▶ The data
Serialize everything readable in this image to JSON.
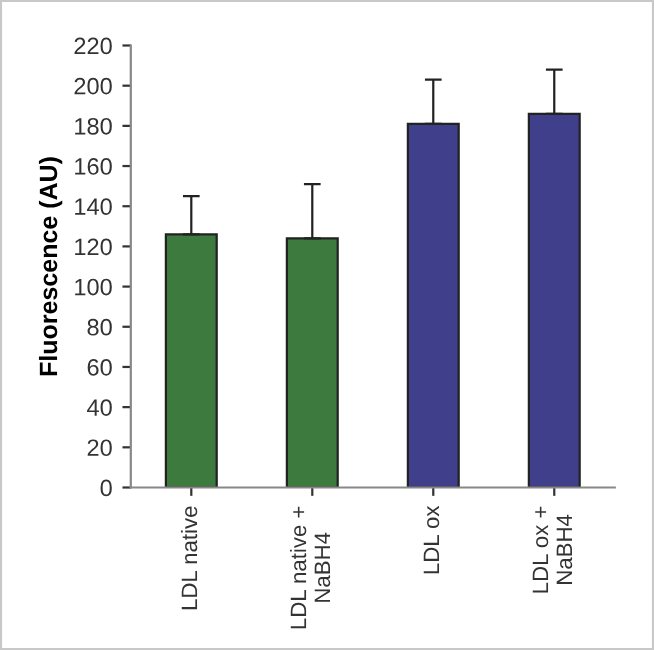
{
  "chart_data": {
    "type": "bar",
    "ylabel": "Fluorescence (AU)",
    "categories": [
      "LDL native",
      "LDL native +\nNaBH4",
      "LDL ox",
      "LDL ox +\nNaBH4"
    ],
    "values": [
      126,
      124,
      181,
      186
    ],
    "colors": [
      "#3d7a3d",
      "#3d7a3d",
      "#3f3f8c",
      "#3f3f8c"
    ],
    "errors": [
      [
        126,
        145
      ],
      [
        124,
        151
      ],
      [
        181,
        203
      ],
      [
        186,
        208
      ]
    ],
    "ylim": [
      0,
      220
    ],
    "yticks": [
      0,
      20,
      40,
      60,
      80,
      100,
      120,
      140,
      160,
      180,
      200,
      220
    ],
    "grid": false
  }
}
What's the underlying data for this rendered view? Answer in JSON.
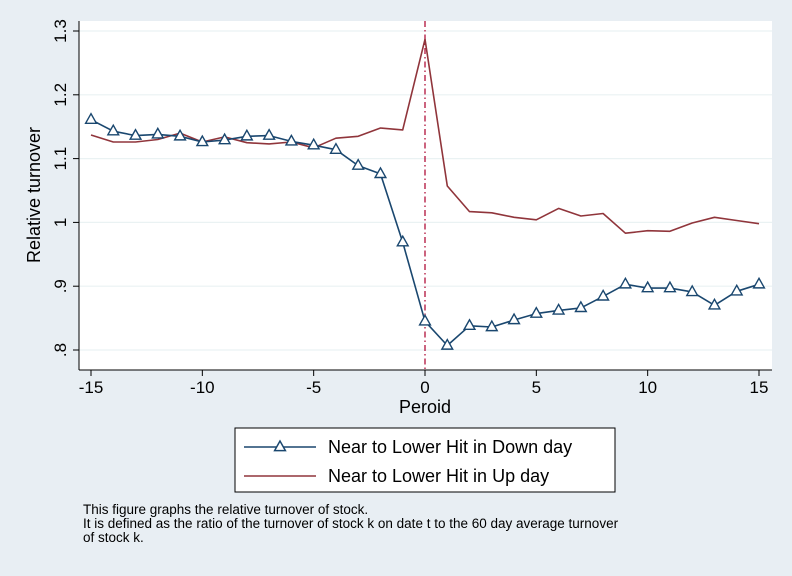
{
  "chart_data": {
    "type": "line",
    "xlabel": "Peroid",
    "ylabel": "Relative turnover",
    "xlim": [
      -15,
      15
    ],
    "ylim": [
      0.8,
      1.3
    ],
    "xticks": [
      -15,
      -10,
      -5,
      0,
      5,
      10,
      15
    ],
    "yticks": [
      0.8,
      0.9,
      1.0,
      1.1,
      1.2,
      1.3
    ],
    "xtick_labels": [
      "-15",
      "-10",
      "-5",
      "0",
      "5",
      "10",
      "15"
    ],
    "ytick_labels": [
      ".8",
      ".9",
      "1",
      "1.1",
      "1.2",
      "1.3"
    ],
    "grid": "horizontal",
    "reference_line": {
      "x": 0,
      "style": "dash-dot",
      "color": "#b0103a"
    },
    "legend_position": "bottom",
    "x": [
      -15,
      -14,
      -13,
      -12,
      -11,
      -10,
      -9,
      -8,
      -7,
      -6,
      -5,
      -4,
      -3,
      -2,
      -1,
      0,
      1,
      2,
      3,
      4,
      5,
      6,
      7,
      8,
      9,
      10,
      11,
      12,
      13,
      14,
      15
    ],
    "series": [
      {
        "name": "Near to Lower Hit in Down day",
        "color": "#1a476f",
        "marker": "hollow-triangle",
        "values": [
          1.161,
          1.143,
          1.136,
          1.138,
          1.135,
          1.126,
          1.129,
          1.135,
          1.136,
          1.127,
          1.121,
          1.114,
          1.089,
          1.076,
          0.969,
          0.845,
          0.807,
          0.838,
          0.836,
          0.847,
          0.857,
          0.862,
          0.866,
          0.884,
          0.903,
          0.897,
          0.897,
          0.891,
          0.87,
          0.892,
          0.903
        ]
      },
      {
        "name": "Near to Lower Hit in Up day",
        "color": "#90353b",
        "marker": "none",
        "values": [
          1.137,
          1.126,
          1.126,
          1.13,
          1.14,
          1.126,
          1.134,
          1.125,
          1.123,
          1.126,
          1.117,
          1.132,
          1.135,
          1.148,
          1.145,
          1.287,
          1.057,
          1.017,
          1.015,
          1.008,
          1.004,
          1.022,
          1.01,
          1.014,
          0.983,
          0.987,
          0.986,
          0.999,
          1.008,
          1.003,
          0.998
        ]
      }
    ]
  },
  "note": {
    "line1": "This figure graphs the relative turnover of stock.",
    "line2": "It is defined as the ratio of the turnover of stock k on date t to the 60 day average turnover",
    "line3": "of stock k."
  }
}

▶ Instruction
Every entry must be transcribed exactly. Pictures do not belong in the copy.

▶ Exercise response
Serialize everything readable in this image to JSON.
{
  "chart_data": {
    "type": "bar",
    "ylabel": "Fluorescence (AU)",
    "categories": [
      "LDL native",
      "LDL native +\nNaBH4",
      "LDL ox",
      "LDL ox +\nNaBH4"
    ],
    "values": [
      126,
      124,
      181,
      186
    ],
    "colors": [
      "#3d7a3d",
      "#3d7a3d",
      "#3f3f8c",
      "#3f3f8c"
    ],
    "errors": [
      [
        126,
        145
      ],
      [
        124,
        151
      ],
      [
        181,
        203
      ],
      [
        186,
        208
      ]
    ],
    "ylim": [
      0,
      220
    ],
    "yticks": [
      0,
      20,
      40,
      60,
      80,
      100,
      120,
      140,
      160,
      180,
      200,
      220
    ],
    "grid": false
  }
}
What's the underlying data for this rendered view? Answer in JSON.
{
  "chart_data": {
    "type": "line",
    "xlabel": "Peroid",
    "ylabel": "Relative turnover",
    "xlim": [
      -15,
      15
    ],
    "ylim": [
      0.8,
      1.3
    ],
    "xticks": [
      -15,
      -10,
      -5,
      0,
      5,
      10,
      15
    ],
    "yticks": [
      0.8,
      0.9,
      1.0,
      1.1,
      1.2,
      1.3
    ],
    "xtick_labels": [
      "-15",
      "-10",
      "-5",
      "0",
      "5",
      "10",
      "15"
    ],
    "ytick_labels": [
      ".8",
      ".9",
      "1",
      "1.1",
      "1.2",
      "1.3"
    ],
    "grid": "horizontal",
    "reference_line": {
      "x": 0,
      "style": "dash-dot",
      "color": "#b0103a"
    },
    "legend_position": "bottom",
    "x": [
      -15,
      -14,
      -13,
      -12,
      -11,
      -10,
      -9,
      -8,
      -7,
      -6,
      -5,
      -4,
      -3,
      -2,
      -1,
      0,
      1,
      2,
      3,
      4,
      5,
      6,
      7,
      8,
      9,
      10,
      11,
      12,
      13,
      14,
      15
    ],
    "series": [
      {
        "name": "Near to Lower Hit in Down day",
        "color": "#1a476f",
        "marker": "hollow-triangle",
        "values": [
          1.161,
          1.143,
          1.136,
          1.138,
          1.135,
          1.126,
          1.129,
          1.135,
          1.136,
          1.127,
          1.121,
          1.114,
          1.089,
          1.076,
          0.969,
          0.845,
          0.807,
          0.838,
          0.836,
          0.847,
          0.857,
          0.862,
          0.866,
          0.884,
          0.903,
          0.897,
          0.897,
          0.891,
          0.87,
          0.892,
          0.903
        ]
      },
      {
        "name": "Near to Lower Hit in Up day",
        "color": "#90353b",
        "marker": "none",
        "values": [
          1.137,
          1.126,
          1.126,
          1.13,
          1.14,
          1.126,
          1.134,
          1.125,
          1.123,
          1.126,
          1.117,
          1.132,
          1.135,
          1.148,
          1.145,
          1.287,
          1.057,
          1.017,
          1.015,
          1.008,
          1.004,
          1.022,
          1.01,
          1.014,
          0.983,
          0.987,
          0.986,
          0.999,
          1.008,
          1.003,
          0.998
        ]
      }
    ]
  },
  "note": {
    "line1": "This figure graphs the relative turnover of stock.",
    "line2": "It is defined as the ratio of the turnover of stock k on date t to the 60 day average turnover",
    "line3": "of stock k."
  }
}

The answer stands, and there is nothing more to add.